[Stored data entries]
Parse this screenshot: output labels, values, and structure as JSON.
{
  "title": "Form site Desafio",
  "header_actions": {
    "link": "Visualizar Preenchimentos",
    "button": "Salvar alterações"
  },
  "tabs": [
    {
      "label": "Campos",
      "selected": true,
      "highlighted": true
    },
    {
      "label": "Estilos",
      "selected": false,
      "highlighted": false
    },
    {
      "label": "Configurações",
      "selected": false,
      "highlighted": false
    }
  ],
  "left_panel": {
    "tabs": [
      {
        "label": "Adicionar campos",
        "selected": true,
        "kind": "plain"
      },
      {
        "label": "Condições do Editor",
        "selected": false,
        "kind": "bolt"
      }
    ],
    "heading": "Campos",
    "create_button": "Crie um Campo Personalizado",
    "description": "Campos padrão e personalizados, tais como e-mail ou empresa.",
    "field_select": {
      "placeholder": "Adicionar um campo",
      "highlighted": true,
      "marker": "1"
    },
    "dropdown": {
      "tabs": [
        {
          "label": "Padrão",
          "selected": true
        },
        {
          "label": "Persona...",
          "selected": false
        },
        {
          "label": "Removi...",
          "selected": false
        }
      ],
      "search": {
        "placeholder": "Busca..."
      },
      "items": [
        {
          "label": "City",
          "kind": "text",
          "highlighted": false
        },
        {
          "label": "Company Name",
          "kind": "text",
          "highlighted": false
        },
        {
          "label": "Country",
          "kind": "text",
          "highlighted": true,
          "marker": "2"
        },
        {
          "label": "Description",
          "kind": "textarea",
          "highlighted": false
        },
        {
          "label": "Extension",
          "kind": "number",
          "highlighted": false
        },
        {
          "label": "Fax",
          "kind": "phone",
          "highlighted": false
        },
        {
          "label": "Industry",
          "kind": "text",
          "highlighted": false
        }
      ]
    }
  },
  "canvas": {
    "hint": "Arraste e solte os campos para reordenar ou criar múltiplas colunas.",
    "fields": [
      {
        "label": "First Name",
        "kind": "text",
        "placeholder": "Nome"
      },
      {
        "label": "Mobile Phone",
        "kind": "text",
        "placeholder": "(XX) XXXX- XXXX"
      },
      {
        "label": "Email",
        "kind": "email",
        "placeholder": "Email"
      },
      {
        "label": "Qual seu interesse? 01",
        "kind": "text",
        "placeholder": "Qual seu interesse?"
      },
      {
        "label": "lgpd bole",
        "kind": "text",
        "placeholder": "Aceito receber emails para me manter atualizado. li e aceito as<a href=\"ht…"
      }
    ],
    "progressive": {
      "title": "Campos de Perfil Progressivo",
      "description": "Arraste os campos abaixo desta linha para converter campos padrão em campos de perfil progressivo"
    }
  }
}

Instruction: Using the entries above, find all lines with "selected". Copy them.

Response to the exercise:
      "selected": true,
      "selected": false,
      "selected": false,
        "selected": true,
        "selected": false,
          "selected": true
          "selected": false
          "selected": false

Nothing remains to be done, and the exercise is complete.